(Stored records)
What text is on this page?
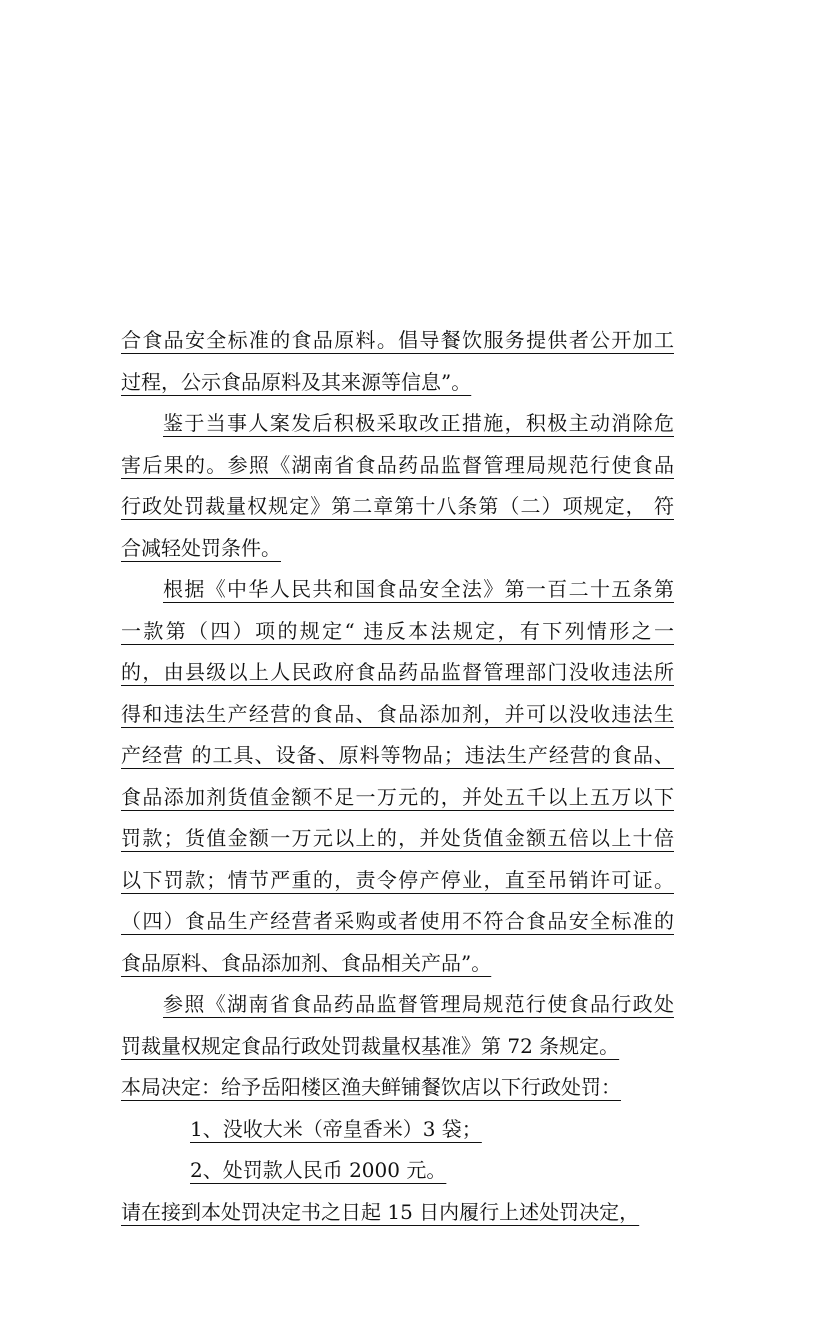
合食品安全标准的食品原料。倡导餐饮服务提供者公开加工
过程，公示食品原料及其来源等信息”。
鉴于当事人案发后积极采取改正措施，积极主动消除危
害后果的。参照《湖南省食品药品监督管理局规范行使食品
行政处罚裁量权规定》第二章第十八条第（二）项规定， 符
合减轻处罚条件。
根据《中华人民共和国食品安全法》第一百二十五条第
一款第（四）项的规定“ 违反本法规定，有下列情形之一
的，由县级以上人民政府食品药品监督管理部门没收违法所
得和违法生产经营的食品、食品添加剂，并可以没收违法生
产经营 的工具、设备、原料等物品；违法生产经营的食品、
食品添加剂货值金额不足一万元的，并处五千以上五万以下
罚款；货值金额一万元以上的，并处货值金额五倍以上十倍
以下罚款；情节严重的，责令停产停业，直至吊销许可证。
（四）食品生产经营者采购或者使用不符合食品安全标准的
食品原料、食品添加剂、食品相关产品”。
参照《湖南省食品药品监督管理局规范行使食品行政处
罚裁量权规定食品行政处罚裁量权基准》第 72 条规定。
本局决定：给予岳阳楼区渔夫鲜铺餐饮店以下行政处罚：
1、没收大米（帝皇香米）3 袋；
2、处罚款人民币 2000 元。
请在接到本处罚决定书之日起 15 日内履行上述处罚决定，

Instructions for the task →
Quote the data above in full, leaving out the pictures it holds.

Answer for the task →
What text is on this page?
合食品安全标准的食品原料。倡导餐饮服务提供者公开加工
过程，公示食品原料及其来源等信息”。
鉴于当事人案发后积极采取改正措施，积极主动消除危
害后果的。参照《湖南省食品药品监督管理局规范行使食品
行政处罚裁量权规定》第二章第十八条第（二）项规定， 符
合减轻处罚条件。
根据《中华人民共和国食品安全法》第一百二十五条第
一款第（四）项的规定“ 违反本法规定，有下列情形之一
的，由县级以上人民政府食品药品监督管理部门没收违法所
得和违法生产经营的食品、食品添加剂，并可以没收违法生
产经营 的工具、设备、原料等物品；违法生产经营的食品、
食品添加剂货值金额不足一万元的，并处五千以上五万以下
罚款；货值金额一万元以上的，并处货值金额五倍以上十倍
以下罚款；情节严重的，责令停产停业，直至吊销许可证。
（四）食品生产经营者采购或者使用不符合食品安全标准的
食品原料、食品添加剂、食品相关产品”。
参照《湖南省食品药品监督管理局规范行使食品行政处
罚裁量权规定食品行政处罚裁量权基准》第 72 条规定。
本局决定：给予岳阳楼区渔夫鲜铺餐饮店以下行政处罚：
1、没收大米（帝皇香米）3 袋；
2、处罚款人民币 2000 元。
请在接到本处罚决定书之日起 15 日内履行上述处罚决定，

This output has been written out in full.